GIVEN INSTRUCTION:
Set out every line bearing the string "actions".

------ EXCERPTED RECORDS

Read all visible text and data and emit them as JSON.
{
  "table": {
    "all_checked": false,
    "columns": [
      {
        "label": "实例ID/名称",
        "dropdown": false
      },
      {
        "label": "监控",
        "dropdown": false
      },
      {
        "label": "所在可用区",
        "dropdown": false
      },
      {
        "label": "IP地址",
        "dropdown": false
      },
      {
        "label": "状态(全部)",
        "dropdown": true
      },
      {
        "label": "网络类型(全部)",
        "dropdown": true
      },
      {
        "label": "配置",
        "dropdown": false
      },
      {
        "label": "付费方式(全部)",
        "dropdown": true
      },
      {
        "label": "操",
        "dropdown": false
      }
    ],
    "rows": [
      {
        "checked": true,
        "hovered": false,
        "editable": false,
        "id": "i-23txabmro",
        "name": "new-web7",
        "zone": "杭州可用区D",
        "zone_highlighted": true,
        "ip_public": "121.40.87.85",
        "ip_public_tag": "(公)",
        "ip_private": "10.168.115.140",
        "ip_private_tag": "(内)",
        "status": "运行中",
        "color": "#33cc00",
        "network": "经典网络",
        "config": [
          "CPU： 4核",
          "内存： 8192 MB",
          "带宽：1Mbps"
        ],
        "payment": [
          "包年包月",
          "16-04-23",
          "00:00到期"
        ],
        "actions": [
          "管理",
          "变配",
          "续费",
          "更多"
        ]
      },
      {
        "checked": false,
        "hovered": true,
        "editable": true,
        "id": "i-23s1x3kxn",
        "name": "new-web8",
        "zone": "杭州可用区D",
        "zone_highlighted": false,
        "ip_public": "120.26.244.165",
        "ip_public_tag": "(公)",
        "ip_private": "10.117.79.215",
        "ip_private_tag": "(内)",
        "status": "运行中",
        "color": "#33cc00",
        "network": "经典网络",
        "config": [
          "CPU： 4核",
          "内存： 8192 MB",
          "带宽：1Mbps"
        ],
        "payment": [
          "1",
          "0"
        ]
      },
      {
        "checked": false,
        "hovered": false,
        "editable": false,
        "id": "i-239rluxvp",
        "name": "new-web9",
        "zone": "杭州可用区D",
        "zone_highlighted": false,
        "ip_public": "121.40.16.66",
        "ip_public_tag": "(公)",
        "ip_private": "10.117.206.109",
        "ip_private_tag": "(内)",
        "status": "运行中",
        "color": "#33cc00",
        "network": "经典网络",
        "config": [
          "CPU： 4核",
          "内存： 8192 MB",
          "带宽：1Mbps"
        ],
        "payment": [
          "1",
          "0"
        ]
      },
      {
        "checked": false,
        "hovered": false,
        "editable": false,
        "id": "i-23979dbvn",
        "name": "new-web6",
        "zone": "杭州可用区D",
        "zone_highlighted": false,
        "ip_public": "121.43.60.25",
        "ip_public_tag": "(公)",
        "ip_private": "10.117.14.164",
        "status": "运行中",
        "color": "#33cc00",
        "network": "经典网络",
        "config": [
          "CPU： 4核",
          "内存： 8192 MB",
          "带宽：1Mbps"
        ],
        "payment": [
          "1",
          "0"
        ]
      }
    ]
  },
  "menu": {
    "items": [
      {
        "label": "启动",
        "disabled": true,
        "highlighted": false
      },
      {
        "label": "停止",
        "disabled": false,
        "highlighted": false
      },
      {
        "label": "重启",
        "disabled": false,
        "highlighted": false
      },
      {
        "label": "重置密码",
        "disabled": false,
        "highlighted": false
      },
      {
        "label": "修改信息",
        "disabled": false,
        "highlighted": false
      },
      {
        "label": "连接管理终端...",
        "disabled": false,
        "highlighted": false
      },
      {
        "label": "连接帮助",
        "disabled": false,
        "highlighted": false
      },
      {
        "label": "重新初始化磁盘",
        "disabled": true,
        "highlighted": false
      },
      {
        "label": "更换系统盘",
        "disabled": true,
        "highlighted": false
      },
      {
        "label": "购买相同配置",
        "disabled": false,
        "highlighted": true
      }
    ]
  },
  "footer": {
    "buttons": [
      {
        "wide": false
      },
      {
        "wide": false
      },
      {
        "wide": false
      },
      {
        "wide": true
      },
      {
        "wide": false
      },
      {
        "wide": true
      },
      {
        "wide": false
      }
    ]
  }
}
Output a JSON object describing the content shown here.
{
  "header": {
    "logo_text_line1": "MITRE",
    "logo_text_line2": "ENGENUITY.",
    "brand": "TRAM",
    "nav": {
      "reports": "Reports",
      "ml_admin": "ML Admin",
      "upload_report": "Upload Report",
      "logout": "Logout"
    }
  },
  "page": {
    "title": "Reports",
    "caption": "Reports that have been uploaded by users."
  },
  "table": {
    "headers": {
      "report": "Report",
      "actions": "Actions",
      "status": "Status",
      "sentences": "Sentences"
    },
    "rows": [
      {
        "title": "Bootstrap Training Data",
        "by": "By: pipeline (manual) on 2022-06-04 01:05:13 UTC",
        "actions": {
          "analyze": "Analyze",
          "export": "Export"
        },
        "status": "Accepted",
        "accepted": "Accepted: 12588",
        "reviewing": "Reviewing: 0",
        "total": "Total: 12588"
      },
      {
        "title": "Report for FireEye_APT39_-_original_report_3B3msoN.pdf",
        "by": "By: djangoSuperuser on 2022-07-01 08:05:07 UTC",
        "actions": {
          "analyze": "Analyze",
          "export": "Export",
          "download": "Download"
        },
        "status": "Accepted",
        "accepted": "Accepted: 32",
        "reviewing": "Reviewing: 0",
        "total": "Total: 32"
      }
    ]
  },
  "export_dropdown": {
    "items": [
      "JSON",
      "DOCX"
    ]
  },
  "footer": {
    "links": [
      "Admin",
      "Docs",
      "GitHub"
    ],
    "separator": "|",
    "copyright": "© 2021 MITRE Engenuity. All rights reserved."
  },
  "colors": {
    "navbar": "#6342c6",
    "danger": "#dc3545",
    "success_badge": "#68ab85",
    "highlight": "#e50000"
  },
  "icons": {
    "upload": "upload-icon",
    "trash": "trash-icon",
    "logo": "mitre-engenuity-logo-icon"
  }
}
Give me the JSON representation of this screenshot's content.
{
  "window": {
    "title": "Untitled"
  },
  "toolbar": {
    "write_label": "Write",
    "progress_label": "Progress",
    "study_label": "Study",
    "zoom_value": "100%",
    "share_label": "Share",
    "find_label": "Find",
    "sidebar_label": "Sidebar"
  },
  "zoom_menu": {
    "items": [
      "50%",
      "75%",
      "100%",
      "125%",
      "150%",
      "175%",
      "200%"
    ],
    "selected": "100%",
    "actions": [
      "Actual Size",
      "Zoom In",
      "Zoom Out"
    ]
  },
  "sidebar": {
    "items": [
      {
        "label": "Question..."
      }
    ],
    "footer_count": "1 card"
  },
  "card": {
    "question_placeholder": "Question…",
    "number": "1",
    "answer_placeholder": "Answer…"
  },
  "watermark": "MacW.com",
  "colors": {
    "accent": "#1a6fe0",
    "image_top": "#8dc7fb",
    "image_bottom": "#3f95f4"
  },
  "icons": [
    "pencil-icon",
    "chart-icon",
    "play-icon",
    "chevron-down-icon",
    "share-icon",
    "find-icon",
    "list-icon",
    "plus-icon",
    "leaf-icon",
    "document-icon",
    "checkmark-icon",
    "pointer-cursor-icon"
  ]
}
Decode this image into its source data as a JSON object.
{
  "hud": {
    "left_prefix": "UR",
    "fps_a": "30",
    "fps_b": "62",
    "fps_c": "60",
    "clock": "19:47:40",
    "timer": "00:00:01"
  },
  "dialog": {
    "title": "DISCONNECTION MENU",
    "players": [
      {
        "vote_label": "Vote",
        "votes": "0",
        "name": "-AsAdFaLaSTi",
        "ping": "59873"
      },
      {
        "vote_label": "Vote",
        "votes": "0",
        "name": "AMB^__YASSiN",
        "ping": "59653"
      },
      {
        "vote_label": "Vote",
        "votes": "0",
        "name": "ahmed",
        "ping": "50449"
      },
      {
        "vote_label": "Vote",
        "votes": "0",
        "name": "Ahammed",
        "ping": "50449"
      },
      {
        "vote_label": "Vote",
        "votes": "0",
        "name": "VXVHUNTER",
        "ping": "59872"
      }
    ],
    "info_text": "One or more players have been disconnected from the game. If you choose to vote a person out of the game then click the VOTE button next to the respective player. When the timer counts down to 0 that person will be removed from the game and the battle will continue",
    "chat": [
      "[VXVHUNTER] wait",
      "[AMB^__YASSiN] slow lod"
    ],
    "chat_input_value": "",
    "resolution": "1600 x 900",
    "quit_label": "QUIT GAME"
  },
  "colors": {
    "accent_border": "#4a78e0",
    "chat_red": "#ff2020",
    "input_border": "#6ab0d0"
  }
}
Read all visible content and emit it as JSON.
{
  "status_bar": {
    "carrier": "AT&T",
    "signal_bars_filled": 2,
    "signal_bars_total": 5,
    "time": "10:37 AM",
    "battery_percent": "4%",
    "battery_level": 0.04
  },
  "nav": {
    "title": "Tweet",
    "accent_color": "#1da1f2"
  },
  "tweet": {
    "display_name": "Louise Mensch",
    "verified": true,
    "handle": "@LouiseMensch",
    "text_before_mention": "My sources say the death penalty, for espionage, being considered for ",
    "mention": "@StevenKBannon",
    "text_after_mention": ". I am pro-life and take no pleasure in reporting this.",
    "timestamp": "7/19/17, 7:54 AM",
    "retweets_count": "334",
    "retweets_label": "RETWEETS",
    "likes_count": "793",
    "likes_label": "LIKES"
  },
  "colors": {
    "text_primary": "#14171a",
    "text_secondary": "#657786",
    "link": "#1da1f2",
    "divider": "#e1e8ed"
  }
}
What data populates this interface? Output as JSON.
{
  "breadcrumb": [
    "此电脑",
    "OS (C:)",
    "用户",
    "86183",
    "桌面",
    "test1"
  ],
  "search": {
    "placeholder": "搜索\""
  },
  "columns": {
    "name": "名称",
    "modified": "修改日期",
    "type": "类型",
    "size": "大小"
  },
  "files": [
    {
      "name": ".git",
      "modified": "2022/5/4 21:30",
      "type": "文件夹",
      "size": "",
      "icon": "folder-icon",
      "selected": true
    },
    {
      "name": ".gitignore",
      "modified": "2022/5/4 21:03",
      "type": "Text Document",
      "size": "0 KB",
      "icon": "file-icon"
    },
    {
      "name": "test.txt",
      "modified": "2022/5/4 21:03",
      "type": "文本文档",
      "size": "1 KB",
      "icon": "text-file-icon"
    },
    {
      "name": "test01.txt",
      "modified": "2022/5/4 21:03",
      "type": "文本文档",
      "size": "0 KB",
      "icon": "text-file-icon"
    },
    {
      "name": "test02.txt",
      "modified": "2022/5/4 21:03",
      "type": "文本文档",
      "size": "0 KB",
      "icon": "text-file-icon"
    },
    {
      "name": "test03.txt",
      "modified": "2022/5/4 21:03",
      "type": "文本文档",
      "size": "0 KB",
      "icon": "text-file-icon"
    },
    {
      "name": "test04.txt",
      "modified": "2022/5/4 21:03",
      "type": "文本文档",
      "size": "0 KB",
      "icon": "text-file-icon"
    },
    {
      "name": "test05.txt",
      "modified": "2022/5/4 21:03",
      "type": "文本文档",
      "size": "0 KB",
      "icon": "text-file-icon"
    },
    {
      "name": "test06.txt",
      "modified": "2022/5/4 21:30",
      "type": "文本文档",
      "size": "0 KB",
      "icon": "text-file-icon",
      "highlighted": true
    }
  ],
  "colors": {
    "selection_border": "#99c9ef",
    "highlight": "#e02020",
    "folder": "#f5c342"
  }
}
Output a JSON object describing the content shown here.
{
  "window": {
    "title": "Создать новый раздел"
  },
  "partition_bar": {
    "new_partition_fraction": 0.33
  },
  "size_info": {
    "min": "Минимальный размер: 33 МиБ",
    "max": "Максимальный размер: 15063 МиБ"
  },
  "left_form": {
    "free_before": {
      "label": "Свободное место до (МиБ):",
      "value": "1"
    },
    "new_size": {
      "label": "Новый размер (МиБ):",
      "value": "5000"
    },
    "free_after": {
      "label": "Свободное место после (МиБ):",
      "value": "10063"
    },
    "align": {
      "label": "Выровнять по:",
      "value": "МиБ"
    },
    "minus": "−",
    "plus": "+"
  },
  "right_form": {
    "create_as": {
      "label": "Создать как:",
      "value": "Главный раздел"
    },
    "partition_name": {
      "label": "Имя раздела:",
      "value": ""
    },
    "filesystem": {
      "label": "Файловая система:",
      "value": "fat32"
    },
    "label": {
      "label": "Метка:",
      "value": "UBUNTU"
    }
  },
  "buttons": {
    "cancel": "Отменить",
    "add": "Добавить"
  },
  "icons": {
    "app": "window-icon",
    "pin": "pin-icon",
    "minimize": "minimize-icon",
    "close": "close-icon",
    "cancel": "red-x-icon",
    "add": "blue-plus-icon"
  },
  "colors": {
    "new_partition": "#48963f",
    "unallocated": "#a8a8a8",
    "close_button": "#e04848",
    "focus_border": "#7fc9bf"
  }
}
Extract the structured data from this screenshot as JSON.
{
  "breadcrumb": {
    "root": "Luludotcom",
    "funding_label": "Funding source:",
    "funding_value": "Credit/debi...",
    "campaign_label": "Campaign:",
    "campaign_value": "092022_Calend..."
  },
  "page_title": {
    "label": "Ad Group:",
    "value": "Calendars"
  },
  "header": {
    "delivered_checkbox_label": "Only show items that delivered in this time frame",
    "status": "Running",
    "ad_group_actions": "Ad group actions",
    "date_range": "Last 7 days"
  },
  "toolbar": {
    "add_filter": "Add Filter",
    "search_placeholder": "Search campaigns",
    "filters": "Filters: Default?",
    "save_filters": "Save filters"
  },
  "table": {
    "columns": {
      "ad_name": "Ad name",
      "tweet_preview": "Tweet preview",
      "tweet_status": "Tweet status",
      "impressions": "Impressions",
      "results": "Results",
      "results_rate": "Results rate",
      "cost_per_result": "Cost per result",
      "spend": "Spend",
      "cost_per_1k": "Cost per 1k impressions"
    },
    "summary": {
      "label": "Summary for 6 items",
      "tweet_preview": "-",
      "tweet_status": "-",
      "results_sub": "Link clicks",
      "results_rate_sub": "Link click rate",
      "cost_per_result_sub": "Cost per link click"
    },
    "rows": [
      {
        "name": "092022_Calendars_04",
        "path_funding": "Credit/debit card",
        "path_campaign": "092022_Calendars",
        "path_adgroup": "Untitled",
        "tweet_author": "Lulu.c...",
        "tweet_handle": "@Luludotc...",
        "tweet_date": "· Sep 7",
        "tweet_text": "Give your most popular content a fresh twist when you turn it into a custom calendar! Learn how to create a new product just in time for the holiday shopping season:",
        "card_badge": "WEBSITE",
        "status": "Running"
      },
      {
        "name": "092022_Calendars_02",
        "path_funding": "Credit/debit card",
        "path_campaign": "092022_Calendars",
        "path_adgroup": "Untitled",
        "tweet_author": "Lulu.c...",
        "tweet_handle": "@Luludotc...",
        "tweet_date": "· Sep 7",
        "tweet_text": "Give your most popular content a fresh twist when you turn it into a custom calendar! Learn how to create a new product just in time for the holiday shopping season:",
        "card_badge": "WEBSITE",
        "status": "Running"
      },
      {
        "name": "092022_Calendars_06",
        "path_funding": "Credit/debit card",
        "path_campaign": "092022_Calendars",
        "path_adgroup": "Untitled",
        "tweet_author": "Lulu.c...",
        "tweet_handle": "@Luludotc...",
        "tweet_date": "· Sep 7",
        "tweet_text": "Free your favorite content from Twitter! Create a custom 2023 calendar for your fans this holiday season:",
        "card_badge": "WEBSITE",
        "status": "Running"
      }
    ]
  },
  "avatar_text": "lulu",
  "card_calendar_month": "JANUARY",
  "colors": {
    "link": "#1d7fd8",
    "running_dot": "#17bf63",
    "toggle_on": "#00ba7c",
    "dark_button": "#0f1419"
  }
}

------------

WRITTEN ANSWER:
        "actions": [
      "actions": "Actions",
        "actions": {
        "actions": {
    "actions": [
    "ad_group_actions": "Ad group actions",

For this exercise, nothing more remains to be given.